* _REQUIREMENTS_: Search the material for the string "Unsloth" and copy each line where it occurs.

* _TASK INPUT_:
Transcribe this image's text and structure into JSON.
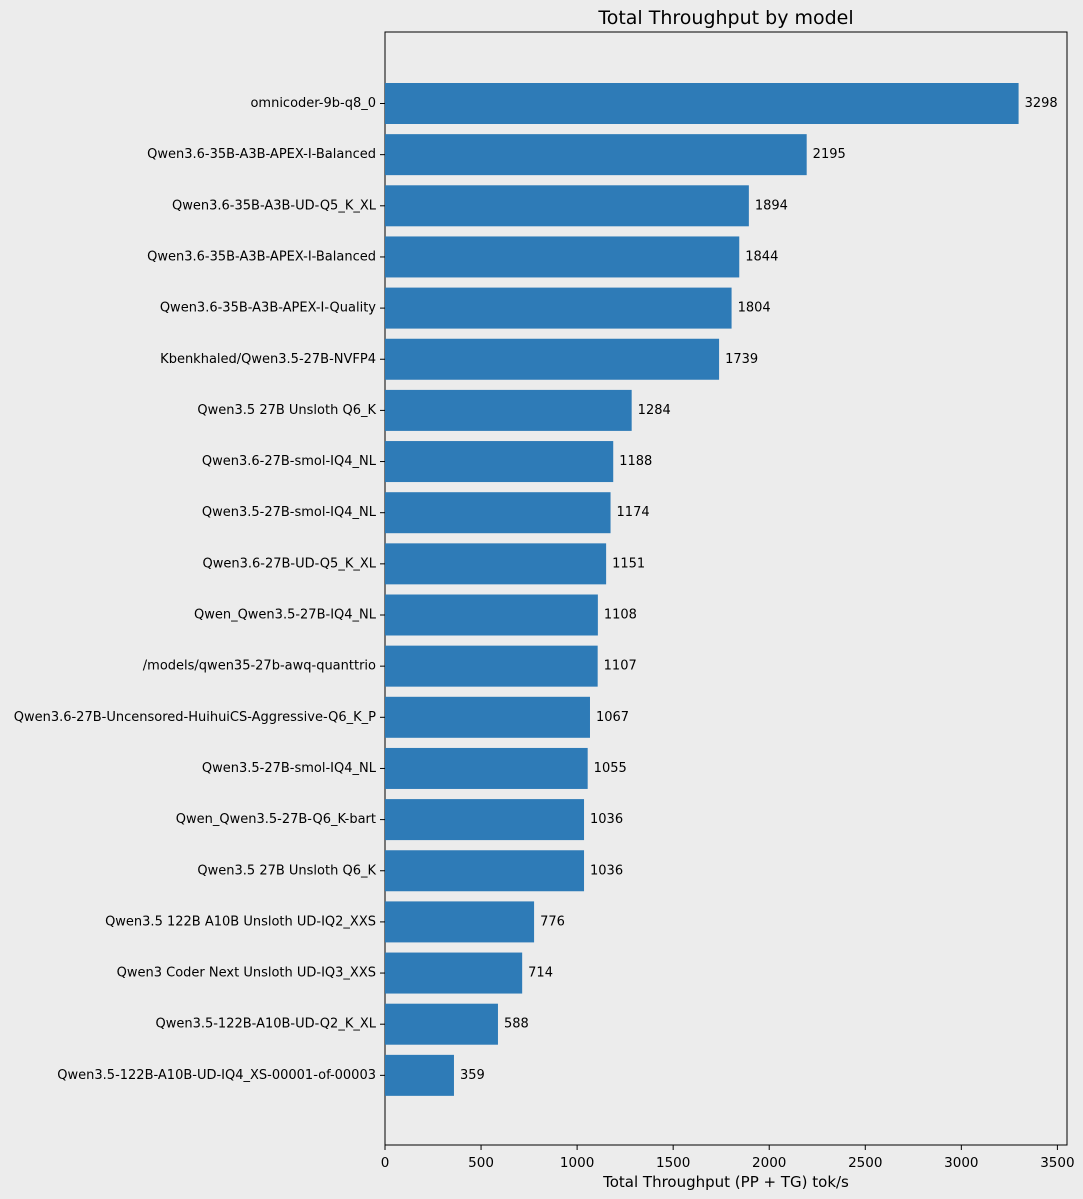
{
  "chart_data": {
    "type": "bar",
    "orientation": "horizontal",
    "title": "Total Throughput by model",
    "xlabel": "Total Throughput (PP + TG) tok/s",
    "ylabel": "",
    "xlim": [
      0,
      3550
    ],
    "xticks": [
      0,
      500,
      1000,
      1500,
      2000,
      2500,
      3000,
      3500
    ],
    "grid": false,
    "bar_color": "#2e7bb7",
    "background_color": "#ececec",
    "categories": [
      "omnicoder-9b-q8_0",
      "Qwen3.6-35B-A3B-APEX-I-Balanced",
      "Qwen3.6-35B-A3B-UD-Q5_K_XL",
      "Qwen3.6-35B-A3B-APEX-I-Balanced",
      "Qwen3.6-35B-A3B-APEX-I-Quality",
      "Kbenkhaled/Qwen3.5-27B-NVFP4",
      "Qwen3.5 27B Unsloth Q6_K",
      "Qwen3.6-27B-smol-IQ4_NL",
      "Qwen3.5-27B-smol-IQ4_NL",
      "Qwen3.6-27B-UD-Q5_K_XL",
      "Qwen_Qwen3.5-27B-IQ4_NL",
      "/models/qwen35-27b-awq-quanttrio",
      "Qwen3.6-27B-Uncensored-HuihuiCS-Aggressive-Q6_K_P",
      "Qwen3.5-27B-smol-IQ4_NL",
      "Qwen_Qwen3.5-27B-Q6_K-bart",
      "Qwen3.5 27B Unsloth Q6_K",
      "Qwen3.5 122B A10B Unsloth UD-IQ2_XXS",
      "Qwen3 Coder Next Unsloth UD-IQ3_XXS",
      "Qwen3.5-122B-A10B-UD-Q2_K_XL",
      "Qwen3.5-122B-A10B-UD-IQ4_XS-00001-of-00003"
    ],
    "values": [
      3298,
      2195,
      1894,
      1844,
      1804,
      1739,
      1284,
      1188,
      1174,
      1151,
      1108,
      1107,
      1067,
      1055,
      1036,
      1036,
      776,
      714,
      588,
      359
    ]
  }
}
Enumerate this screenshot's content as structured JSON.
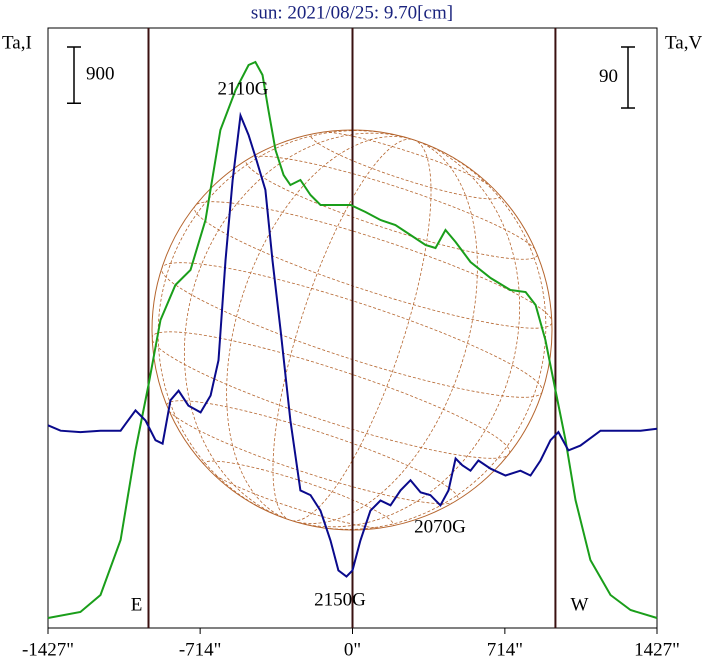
{
  "chart_data": {
    "type": "line",
    "title": "sun: 2021/08/25: 9.70[cm]",
    "ylabel": "Ta,I",
    "y2label": "Ta,V",
    "xlim": [
      -1427,
      1427
    ],
    "xticks": [
      {
        "value": -1427,
        "label": "-1427\""
      },
      {
        "value": -714,
        "label": "-714\""
      },
      {
        "value": 0,
        "label": "0\""
      },
      {
        "value": 714,
        "label": "714\""
      },
      {
        "value": 1427,
        "label": "1427\""
      }
    ],
    "ylim": [
      0,
      9600
    ],
    "y2lim": [
      -290,
      595
    ],
    "scale_bars": [
      {
        "value": 900,
        "axis": "y"
      },
      {
        "value": 90,
        "axis": "y2"
      }
    ],
    "limb_lines": [
      {
        "label": "E",
        "x": -956
      },
      {
        "x": 0
      },
      {
        "label": "W",
        "x": 951
      }
    ],
    "annotations": [
      {
        "text": "2110G"
      },
      {
        "text": "2150G"
      },
      {
        "text": "2070G"
      }
    ],
    "series": [
      {
        "name": "Ta,I",
        "color": "#1a9e1a",
        "axis": "y",
        "x": [
          -1427,
          -1275,
          -1181,
          -1087,
          -1017,
          -956,
          -900,
          -830,
          -759,
          -689,
          -619,
          -548,
          -487,
          -455,
          -422,
          -394,
          -361,
          -323,
          -291,
          -244,
          -197,
          -150,
          -80,
          -9,
          61,
          131,
          201,
          272,
          342,
          389,
          436,
          483,
          553,
          647,
          740,
          811,
          858,
          904,
          951,
          998,
          1045,
          1115,
          1209,
          1303,
          1427
        ],
        "values": [
          160,
          256,
          528,
          1408,
          2848,
          3888,
          4928,
          5488,
          5728,
          6528,
          7968,
          8608,
          9008,
          9056,
          8848,
          8288,
          7648,
          7248,
          7088,
          7168,
          6928,
          6768,
          6768,
          6768,
          6656,
          6528,
          6448,
          6288,
          6128,
          6080,
          6368,
          6176,
          5856,
          5600,
          5408,
          5376,
          5168,
          4608,
          3808,
          3008,
          2048,
          1088,
          528,
          288,
          160
        ]
      },
      {
        "name": "Ta,V",
        "color": "#0a0a8c",
        "axis": "y2",
        "x": [
          -1427,
          -1368,
          -1275,
          -1181,
          -1087,
          -1017,
          -970,
          -923,
          -890,
          -853,
          -815,
          -769,
          -712,
          -665,
          -628,
          -595,
          -562,
          -525,
          -487,
          -450,
          -408,
          -375,
          -337,
          -291,
          -244,
          -197,
          -150,
          -103,
          -66,
          -28,
          0,
          37,
          84,
          131,
          178,
          225,
          272,
          319,
          365,
          412,
          450,
          483,
          515,
          553,
          590,
          647,
          717,
          787,
          834,
          881,
          928,
          965,
          1012,
          1068,
          1162,
          1256,
          1350,
          1427
        ],
        "values": [
          9,
          1,
          -1,
          1,
          1,
          31,
          16,
          -13,
          -18,
          46,
          60,
          38,
          28,
          53,
          105,
          252,
          370,
          466,
          437,
          400,
          356,
          252,
          149,
          16,
          -87,
          -94,
          -117,
          -161,
          -205,
          -214,
          -205,
          -161,
          -117,
          -102,
          -109,
          -87,
          -72,
          -90,
          -94,
          -109,
          -87,
          -40,
          -50,
          -58,
          -43,
          -55,
          -65,
          -58,
          -65,
          -43,
          -13,
          -1,
          -28,
          -21,
          1,
          1,
          1,
          4
        ]
      }
    ]
  }
}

* _OUTPUT BELOW_:
      "Qwen3.5 27B Unsloth Q6_K",
      "Qwen3.5 27B Unsloth Q6_K",
      "Qwen3.5 122B A10B Unsloth UD-IQ2_XXS",
      "Qwen3 Coder Next Unsloth UD-IQ3_XXS",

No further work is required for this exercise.